## WHAT TO WORK ON
Repeat each entry word for word. Leave any images out of the copy.

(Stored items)
== == ==
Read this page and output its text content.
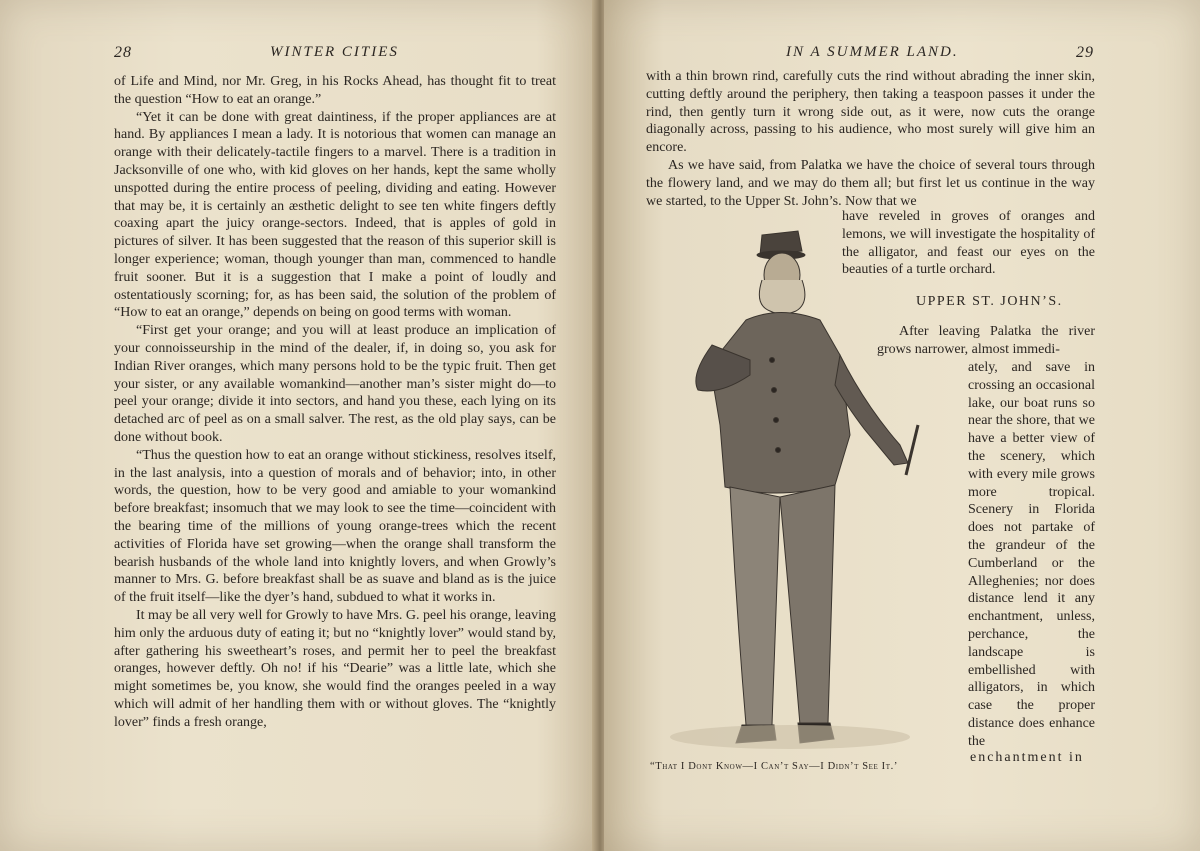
28	WINTER CITIES

of Life and Mind, nor Mr. Greg, in his Rocks Ahead, has thought fit to treat the question “How to eat an orange.”

“Yet it can be done with great daintiness, if the proper appliances are at hand. By appliances I mean a lady. It is notorious that women can manage an orange with their delicately-tactile fingers to a marvel. There is a tradition in Jacksonville of one who, with kid gloves on her hands, kept the same wholly unspotted during the entire process of peeling, dividing and eating. However that may be, it is certainly an æsthetic delight to see ten white fingers deftly coaxing apart the juicy orange-sectors. Indeed, that is apples of gold in pictures of silver. It has been suggested that the reason of this superior skill is longer experience; woman, though younger than man, commenced to handle fruit sooner. But it is a suggestion that I make a point of loudly and ostentatiously scorning; for, as has been said, the solution of the problem of “How to eat an orange,” depends on being on good terms with woman.

“First get your orange; and you will at least produce an implication of your connoisseurship in the mind of the dealer, if, in doing so, you ask for Indian River oranges, which many persons hold to be the typic fruit. Then get your sister, or any available womankind—another man’s sister might do—to peel your orange; divide it into sectors, and hand you these, each lying on its detached arc of peel as on a small salver. The rest, as the old play says, can be done without book.

“Thus the question how to eat an orange without stickiness, resolves itself, in the last analysis, into a question of morals and of behavior; into, in other words, the question, how to be very good and amiable to your womankind before breakfast; insomuch that we may look to see the time—coincident with the bearing time of the millions of young orange-trees which the recent activities of Florida have set growing—when the orange shall transform the bearish husbands of the whole land into knightly lovers, and when Growly’s manner to Mrs. G. before breakfast shall be as suave and bland as is the juice of the fruit itself—like the dyer’s hand, subdued to what it works in.

It may be all very well for Growly to have Mrs. G. peel his orange, leaving him only the arduous duty of eating it; but no “knightly lover” would stand by, after gathering his sweetheart’s roses, and permit her to peel the breakfast oranges, however deftly. Oh no! if his “Dearie” was a little late, which she might sometimes be, you know, she would find the oranges peeled in a way which will admit of her handling them with or without gloves. The “knightly lover” finds a fresh orange,

IN A SUMMER LAND.	29

with a thin brown rind, carefully cuts the rind without abrading the inner skin, cutting deftly around the periphery, then taking a teaspoon passes it under the rind, then gently turn it wrong side out, as it were, now cuts the orange diagonally across, passing to his audience, who most surely will give him an encore.

As we have said, from Palatka we have the choice of several tours through the flowery land, and we may do them all; but first let us continue in the way we started, to the Upper St. John’s. Now that we

have reveled in groves of oranges and lemons, we will investigate the hospitality of the alligator, and feast our eyes on the beauties of a turtle orchard.
UPPER ST. JOHN’S.
After leaving Palatka the river grows narrower, almost immedi-
ately, and save in crossing an occasional lake, our boat runs so near the shore, that we have a better view of the scenery, which with every mile grows more tropical. Scenery in Florida does not partake of the grandeur of the Cumberland or the Alleghenies; nor does distance lend it any enchantment, unless, perchance, the landscape is embellished with alligators, in which case the proper distance does enhance the
“That I Dont Know—I Can’t Say—I Didn’t See It.’
enchantment in
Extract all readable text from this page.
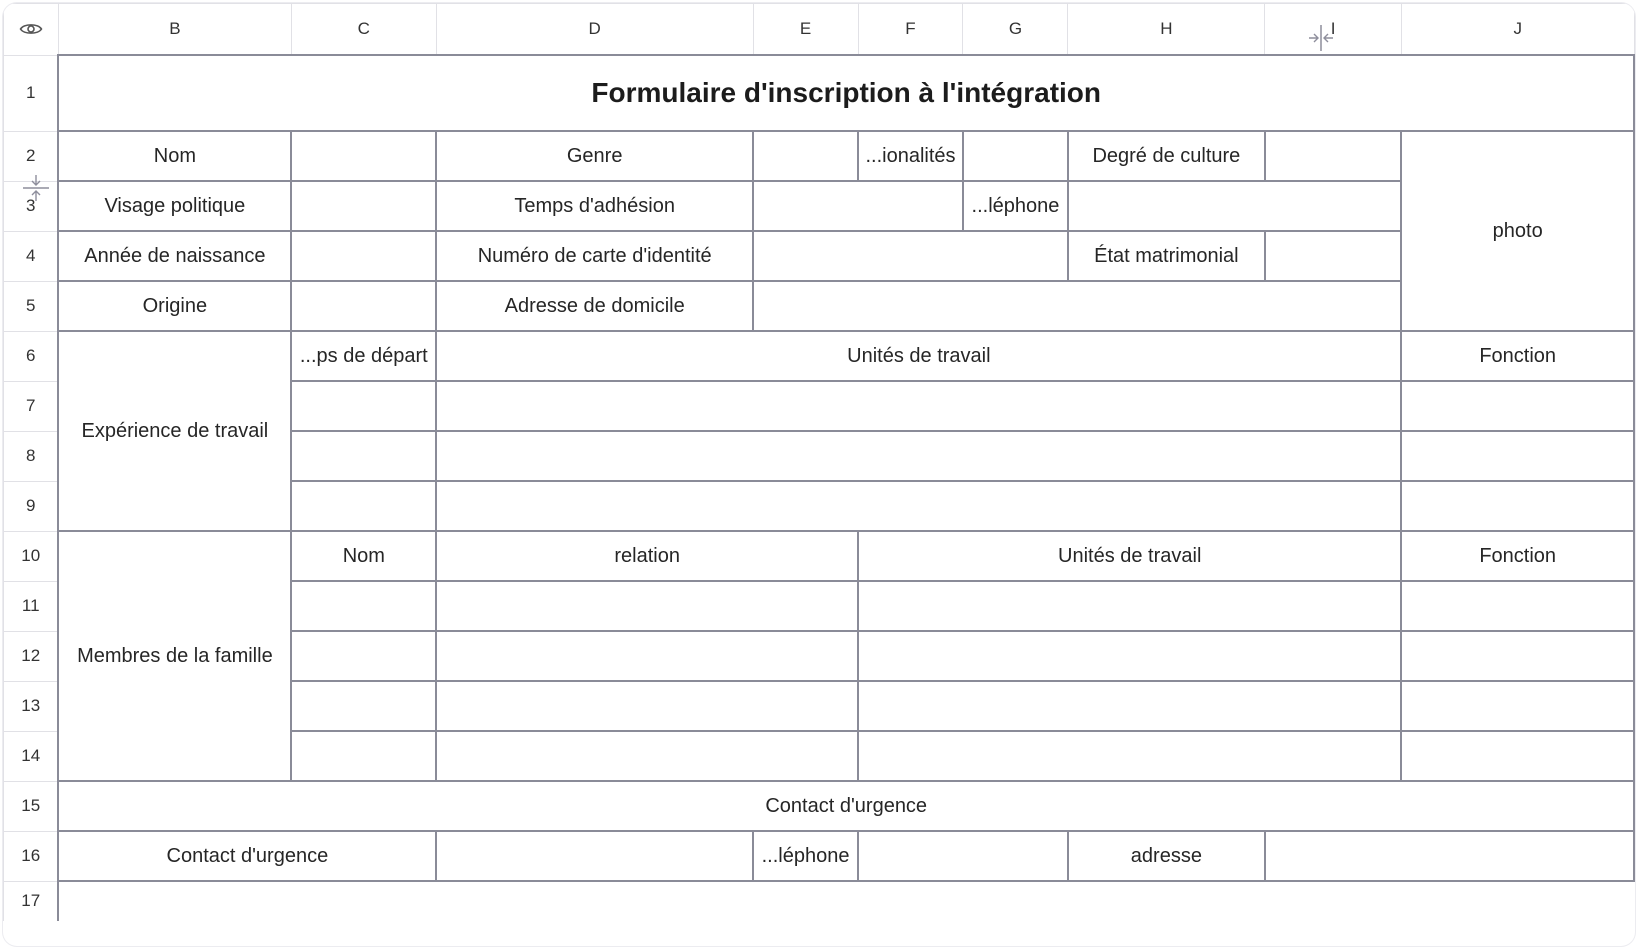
	B	C	D	E	F	G	H	I	J
1	Formulaire d'inscription à l'intégration								
2	Nom		Genre		...ionalités		Degré de culture		photo
3	Visage politique		Temps d'adhésion			...léphone			
4	Année de naissance		Numéro de carte d'identité				État matrimonial		
5	Origine		Adresse de domicile						
6	Expérience de travail	...ps de départ	Unités de travail						Fonction
7									
8									
9									
10	Membres de la famille	Nom	relation		Unités de travail				Fonction
11									
12									
13									
14									
15	Contact d'urgence								
16	Contact d'urgence			...léphone			adresse		
17									
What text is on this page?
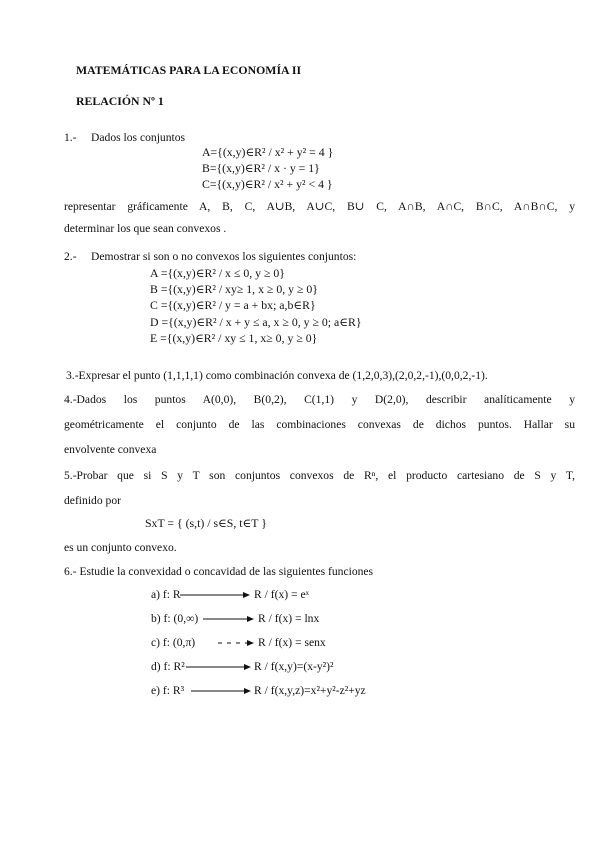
MATEMÁTICAS PARA LA ECONOMÍA II
RELACIÓN Nº 1
1.- Dados los conjuntos
A={(x,y)∈R² / x² + y² = 4 }
B={(x,y)∈R² / x · y = 1}
C={(x,y)∈R² / x² + y² < 4 }
representar gráficamente A, B, C, A∪B, A∪C, B∪ C, A∩B, A∩C, B∩C, A∩B∩C, y
determinar los que sean convexos .
2.- Demostrar si son o no convexos los siguientes conjuntos:
A ={(x,y)∈R² / x ≤ 0, y ≥ 0}
B ={(x,y)∈R² / xy≥ 1, x ≥ 0, y ≥ 0}
C ={(x,y)∈R² / y = a + bx; a,b∈R}
D ={(x,y)∈R² / x + y ≤ a, x ≥ 0, y ≥ 0; a∈R}
E ={(x,y)∈R² / xy ≤ 1, x≥ 0, y ≥ 0}
3.-Expresar el punto (1,1,1,1) como combinación convexa de (1,2,0,3),(2,0,2,-1),(0,0,2,-1).
4.-Dados los puntos A(0,0), B(0,2), C(1,1) y D(2,0), describir analíticamente y
geométricamente el conjunto de las combinaciones convexas de dichos puntos. Hallar su
envolvente convexa
5.-Probar que si S y T son conjuntos convexos de Rⁿ, el producto cartesiano de S y T,
definido por
SxT = { (s,t) / s∈S, t∈T }
es un conjunto convexo.
6.- Estudie la convexidad o concavidad de las siguientes funciones
a) f: R	R / f(x) = eˣ
b) f: (0,∞)	R / f(x) = lnx
c) f: (0,π)	R / f(x) = senx
d) f: R²	R / f(x,y)=(x-y²)²
e) f: R³	R / f(x,y,z)=x²+y²-z²+yz
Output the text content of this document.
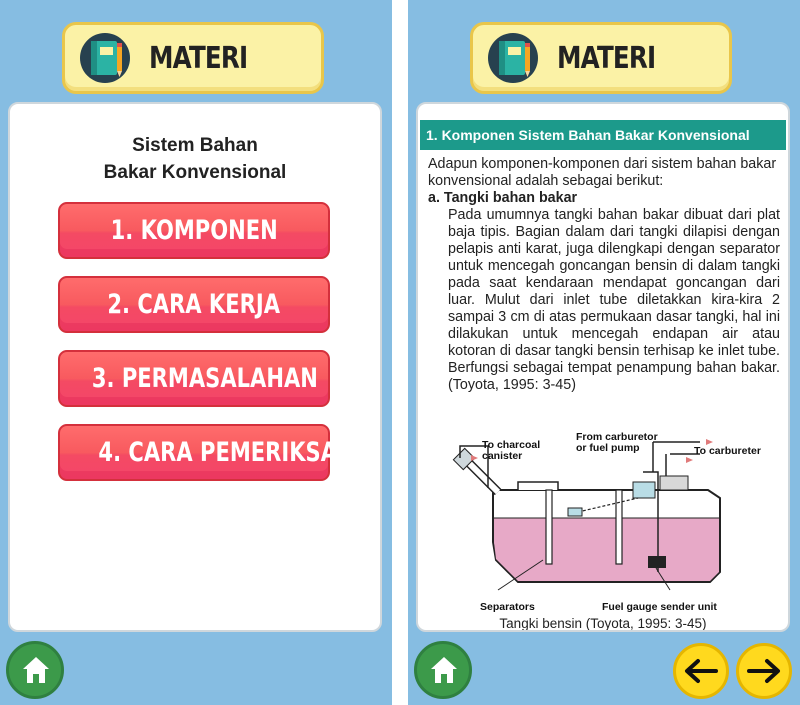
MATERI
Sistem Bahan
Bakar Konvensional
1. KOMPONEN
2. CARA KERJA
3. PERMASALAHAN
4. CARA PEMERIKSAAN
MATERI
1. Komponen Sistem Bahan Bakar Konvensional
Adapun komponen-komponen dari sistem bahan bakar konvensional adalah sebagai berikut:
a. Tangki bahan bakar
Pada umumnya tangki bahan bakar dibuat dari plat baja tipis. Bagian dalam dari tangki dilapisi dengan pelapis anti karat, juga dilengkapi dengan separator untuk mencegah goncangan bensin di dalam tangki pada saat kendaraan mendapat goncangan dari luar. Mulut dari inlet tube diletakkan kira-kira 2 sampai 3 cm di atas permukaan dasar tangki, hal ini dilakukan untuk mencegah endapan air atau kotoran di dasar tangki bensin terhisap ke inlet tube. Berfungsi sebagai tempat penampung bahan bakar. (Toyota, 1995: 3-45)
To charcoal
canister
From carburetor
or fuel pump	To carbureter
Separators	Fuel gauge sender unit
Tangki bensin (Toyota, 1995: 3-45)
== == ==
## WRITTEN REPLY
Read this page and output its text content.
28	WINTER CITIES

of Life and Mind, nor Mr. Greg, in his Rocks Ahead, has thought fit to treat the question “How to eat an orange.”

“Yet it can be done with great daintiness, if the proper appliances are at hand. By appliances I mean a lady. It is notorious that women can manage an orange with their delicately-tactile fingers to a marvel. There is a tradition in Jacksonville of one who, with kid gloves on her hands, kept the same wholly unspotted during the entire process of peeling, dividing and eating. However that may be, it is certainly an æsthetic delight to see ten white fingers deftly coaxing apart the juicy orange-sectors. Indeed, that is apples of gold in pictures of silver. It has been suggested that the reason of this superior skill is longer experience; woman, though younger than man, commenced to handle fruit sooner. But it is a suggestion that I make a point of loudly and ostentatiously scorning; for, as has been said, the solution of the problem of “How to eat an orange,” depends on being on good terms with woman.

“First get your orange; and you will at least produce an implication of your connoisseurship in the mind of the dealer, if, in doing so, you ask for Indian River oranges, which many persons hold to be the typic fruit. Then get your sister, or any available womankind—another man’s sister might do—to peel your orange; divide it into sectors, and hand you these, each lying on its detached arc of peel as on a small salver. The rest, as the old play says, can be done without book.

“Thus the question how to eat an orange without stickiness, resolves itself, in the last analysis, into a question of morals and of behavior; into, in other words, the question, how to be very good and amiable to your womankind before breakfast; insomuch that we may look to see the time—coincident with the bearing time of the millions of young orange-trees which the recent activities of Florida have set growing—when the orange shall transform the bearish husbands of the whole land into knightly lovers, and when Growly’s manner to Mrs. G. before breakfast shall be as suave and bland as is the juice of the fruit itself—like the dyer’s hand, subdued to what it works in.

It may be all very well for Growly to have Mrs. G. peel his orange, leaving him only the arduous duty of eating it; but no “knightly lover” would stand by, after gathering his sweetheart’s roses, and permit her to peel the breakfast oranges, however deftly. Oh no! if his “Dearie” was a little late, which she might sometimes be, you know, she would find the oranges peeled in a way which will admit of her handling them with or without gloves. The “knightly lover” finds a fresh orange,

IN A SUMMER LAND.	29

with a thin brown rind, carefully cuts the rind without abrading the inner skin, cutting deftly around the periphery, then taking a teaspoon passes it under the rind, then gently turn it wrong side out, as it were, now cuts the orange diagonally across, passing to his audience, who most surely will give him an encore.

As we have said, from Palatka we have the choice of several tours through the flowery land, and we may do them all; but first let us continue in the way we started, to the Upper St. John’s. Now that we

have reveled in groves of oranges and lemons, we will investigate the hospitality of the alligator, and feast our eyes on the beauties of a turtle orchard.
UPPER ST. JOHN’S.
After leaving Palatka the river grows narrower, almost immedi-
ately, and save in crossing an occasional lake, our boat runs so near the shore, that we have a better view of the scenery, which with every mile grows more tropical. Scenery in Florida does not partake of the grandeur of the Cumberland or the Alleghenies; nor does distance lend it any enchantment, unless, perchance, the landscape is embellished with alligators, in which case the proper distance does enhance the
“That I Dont Know—I Can’t Say—I Didn’t See It.’
enchantment in
Extract all readable text from this page.
	B	C	D	E	F	G	H	I	J
1	Formulaire d'inscription à l'intégration								
2	Nom		Genre		...ionalités		Degré de culture		photo
3	Visage politique		Temps d'adhésion			...léphone			
4	Année de naissance		Numéro de carte d'identité				État matrimonial		
5	Origine		Adresse de domicile						
6	Expérience de travail	...ps de départ	Unités de travail						Fonction
7									
8									
9									
10	Membres de la famille	Nom	relation		Unités de travail				Fonction
11									
12									
13									
14									
15	Contact d'urgence								
16	Contact d'urgence			...léphone			adresse		
17									
What text is on this page?
MATEMÁTICAS PARA LA ECONOMÍA II
RELACIÓN Nº 1
1.- Dados los conjuntos
A={(x,y)∈R² / x² + y² = 4 }
B={(x,y)∈R² / x · y = 1}
C={(x,y)∈R² / x² + y² < 4 }
representar gráficamente A, B, C, A∪B, A∪C, B∪ C, A∩B, A∩C, B∩C, A∩B∩C, y
determinar los que sean convexos .
2.- Demostrar si son o no convexos los siguientes conjuntos:
A ={(x,y)∈R² / x ≤ 0, y ≥ 0}
B ={(x,y)∈R² / xy≥ 1, x ≥ 0, y ≥ 0}
C ={(x,y)∈R² / y = a + bx; a,b∈R}
D ={(x,y)∈R² / x + y ≤ a, x ≥ 0, y ≥ 0; a∈R}
E ={(x,y)∈R² / xy ≤ 1, x≥ 0, y ≥ 0}
3.-Expresar el punto (1,1,1,1) como combinación convexa de (1,2,0,3),(2,0,2,-1),(0,0,2,-1).
4.-Dados los puntos A(0,0), B(0,2), C(1,1) y D(2,0), describir analíticamente y
geométricamente el conjunto de las combinaciones convexas de dichos puntos. Hallar su
envolvente convexa
5.-Probar que si S y T son conjuntos convexos de Rⁿ, el producto cartesiano de S y T,
definido por
SxT = { (s,t) / s∈S, t∈T }
es un conjunto convexo.
6.- Estudie la convexidad o concavidad de las siguientes funciones
a) f: R	R / f(x) = eˣ
b) f: (0,∞)	R / f(x) = lnx
c) f: (0,π)	R / f(x) = senx
d) f: R²	R / f(x,y)=(x-y²)²
e) f: R³	R / f(x,y,z)=x²+y²-z²+yz
Output the text content of this document.
MATERI
Sistem Bahan
Bakar Konvensional
1. KOMPONEN
2. CARA KERJA
3. PERMASALAHAN
4. CARA PEMERIKSAAN
MATERI
1. Komponen Sistem Bahan Bakar Konvensional
Adapun komponen-komponen dari sistem bahan bakar konvensional adalah sebagai berikut:
a. Tangki bahan bakar
Pada umumnya tangki bahan bakar dibuat dari plat baja tipis. Bagian dalam dari tangki dilapisi dengan pelapis anti karat, juga dilengkapi dengan separator untuk mencegah goncangan bensin di dalam tangki pada saat kendaraan mendapat goncangan dari luar. Mulut dari inlet tube diletakkan kira-kira 2 sampai 3 cm di atas permukaan dasar tangki, hal ini dilakukan untuk mencegah endapan air atau kotoran di dasar tangki bensin terhisap ke inlet tube. Berfungsi sebagai tempat penampung bahan bakar. (Toyota, 1995: 3-45)
To charcoal
canister
From carburetor
or fuel pump	To carbureter
Separators	Fuel gauge sender unit
Tangki bensin (Toyota, 1995: 3-45)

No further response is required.